## WHAT THE TASK REQUIRES
In the entries below, find the lines with the word "Devices" and copy them.

## RECORD LIST
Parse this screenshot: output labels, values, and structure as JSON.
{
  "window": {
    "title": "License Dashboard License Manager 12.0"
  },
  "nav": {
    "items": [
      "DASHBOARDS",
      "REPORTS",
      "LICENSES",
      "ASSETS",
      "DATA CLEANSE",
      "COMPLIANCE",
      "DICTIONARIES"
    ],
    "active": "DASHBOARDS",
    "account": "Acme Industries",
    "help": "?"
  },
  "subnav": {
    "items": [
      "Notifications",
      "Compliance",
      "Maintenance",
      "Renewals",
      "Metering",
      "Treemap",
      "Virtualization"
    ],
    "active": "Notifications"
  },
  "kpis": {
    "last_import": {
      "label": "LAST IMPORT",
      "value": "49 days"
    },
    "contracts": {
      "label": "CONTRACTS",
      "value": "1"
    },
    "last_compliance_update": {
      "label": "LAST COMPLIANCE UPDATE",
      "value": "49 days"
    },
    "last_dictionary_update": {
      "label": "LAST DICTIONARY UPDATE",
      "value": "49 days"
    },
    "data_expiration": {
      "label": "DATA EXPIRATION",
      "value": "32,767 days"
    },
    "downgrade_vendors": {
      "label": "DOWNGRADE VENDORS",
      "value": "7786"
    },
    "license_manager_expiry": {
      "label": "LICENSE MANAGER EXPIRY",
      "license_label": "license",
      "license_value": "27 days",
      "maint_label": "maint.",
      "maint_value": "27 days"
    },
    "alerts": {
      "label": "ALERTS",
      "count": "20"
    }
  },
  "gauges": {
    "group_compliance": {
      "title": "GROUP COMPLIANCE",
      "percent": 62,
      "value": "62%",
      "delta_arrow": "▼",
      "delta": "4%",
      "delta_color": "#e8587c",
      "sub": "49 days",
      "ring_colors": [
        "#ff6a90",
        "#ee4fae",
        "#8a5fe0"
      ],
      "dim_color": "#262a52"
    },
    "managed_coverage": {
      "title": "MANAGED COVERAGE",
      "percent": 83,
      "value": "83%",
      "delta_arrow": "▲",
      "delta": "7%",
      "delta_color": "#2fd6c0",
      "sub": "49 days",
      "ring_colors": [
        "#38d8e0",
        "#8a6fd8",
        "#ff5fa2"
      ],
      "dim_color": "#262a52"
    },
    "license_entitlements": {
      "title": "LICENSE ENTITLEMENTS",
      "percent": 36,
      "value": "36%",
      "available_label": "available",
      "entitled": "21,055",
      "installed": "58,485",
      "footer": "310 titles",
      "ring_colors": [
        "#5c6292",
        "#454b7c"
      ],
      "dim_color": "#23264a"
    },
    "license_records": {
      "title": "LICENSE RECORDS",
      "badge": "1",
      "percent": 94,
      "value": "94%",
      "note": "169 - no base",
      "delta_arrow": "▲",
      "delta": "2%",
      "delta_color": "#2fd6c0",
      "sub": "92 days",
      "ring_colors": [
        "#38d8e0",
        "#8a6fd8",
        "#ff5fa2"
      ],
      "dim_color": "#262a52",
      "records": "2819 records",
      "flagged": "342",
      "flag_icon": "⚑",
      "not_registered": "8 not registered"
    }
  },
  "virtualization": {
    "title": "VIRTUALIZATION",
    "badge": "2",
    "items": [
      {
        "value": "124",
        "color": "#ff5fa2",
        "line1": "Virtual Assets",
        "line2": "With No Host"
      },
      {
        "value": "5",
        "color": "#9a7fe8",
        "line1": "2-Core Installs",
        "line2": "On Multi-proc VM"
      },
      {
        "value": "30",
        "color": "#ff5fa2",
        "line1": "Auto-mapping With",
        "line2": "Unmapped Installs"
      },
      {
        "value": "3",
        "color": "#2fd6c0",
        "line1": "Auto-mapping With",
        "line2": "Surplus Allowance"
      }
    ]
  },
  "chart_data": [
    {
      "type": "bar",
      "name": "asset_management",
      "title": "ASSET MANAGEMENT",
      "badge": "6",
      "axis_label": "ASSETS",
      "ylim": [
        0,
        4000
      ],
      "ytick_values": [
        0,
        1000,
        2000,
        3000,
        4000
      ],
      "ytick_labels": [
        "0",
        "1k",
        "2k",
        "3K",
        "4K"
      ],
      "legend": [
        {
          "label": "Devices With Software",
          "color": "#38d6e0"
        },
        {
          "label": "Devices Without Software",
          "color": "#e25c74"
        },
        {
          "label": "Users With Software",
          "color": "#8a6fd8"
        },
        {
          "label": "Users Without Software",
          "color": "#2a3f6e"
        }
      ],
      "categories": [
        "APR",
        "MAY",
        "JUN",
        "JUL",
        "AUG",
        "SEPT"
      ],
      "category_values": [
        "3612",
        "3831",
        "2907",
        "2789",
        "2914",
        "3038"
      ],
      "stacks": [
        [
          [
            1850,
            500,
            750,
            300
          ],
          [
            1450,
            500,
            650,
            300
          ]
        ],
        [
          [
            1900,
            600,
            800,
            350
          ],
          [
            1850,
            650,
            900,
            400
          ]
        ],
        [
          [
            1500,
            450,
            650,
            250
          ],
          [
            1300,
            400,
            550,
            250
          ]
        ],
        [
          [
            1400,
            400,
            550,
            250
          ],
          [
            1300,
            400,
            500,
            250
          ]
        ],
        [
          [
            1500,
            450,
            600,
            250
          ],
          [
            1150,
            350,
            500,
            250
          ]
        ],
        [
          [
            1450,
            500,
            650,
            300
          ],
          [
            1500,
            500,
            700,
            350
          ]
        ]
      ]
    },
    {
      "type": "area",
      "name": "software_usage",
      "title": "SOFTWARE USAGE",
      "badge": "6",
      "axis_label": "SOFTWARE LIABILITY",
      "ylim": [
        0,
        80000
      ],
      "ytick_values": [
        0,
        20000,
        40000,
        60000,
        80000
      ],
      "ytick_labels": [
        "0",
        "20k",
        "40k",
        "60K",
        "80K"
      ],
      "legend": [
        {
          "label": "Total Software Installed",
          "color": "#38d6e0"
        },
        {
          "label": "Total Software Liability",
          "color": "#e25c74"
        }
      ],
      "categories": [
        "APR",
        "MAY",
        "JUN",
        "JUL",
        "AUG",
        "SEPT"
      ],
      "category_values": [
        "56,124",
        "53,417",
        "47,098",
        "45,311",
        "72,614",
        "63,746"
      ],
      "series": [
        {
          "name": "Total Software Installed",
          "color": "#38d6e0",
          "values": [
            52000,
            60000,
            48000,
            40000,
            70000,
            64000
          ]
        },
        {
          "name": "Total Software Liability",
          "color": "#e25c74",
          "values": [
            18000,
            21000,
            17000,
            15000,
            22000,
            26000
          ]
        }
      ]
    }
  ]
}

## CORRECT RESULT
          "label": "Devices With Software",
          "label": "Devices Without Software",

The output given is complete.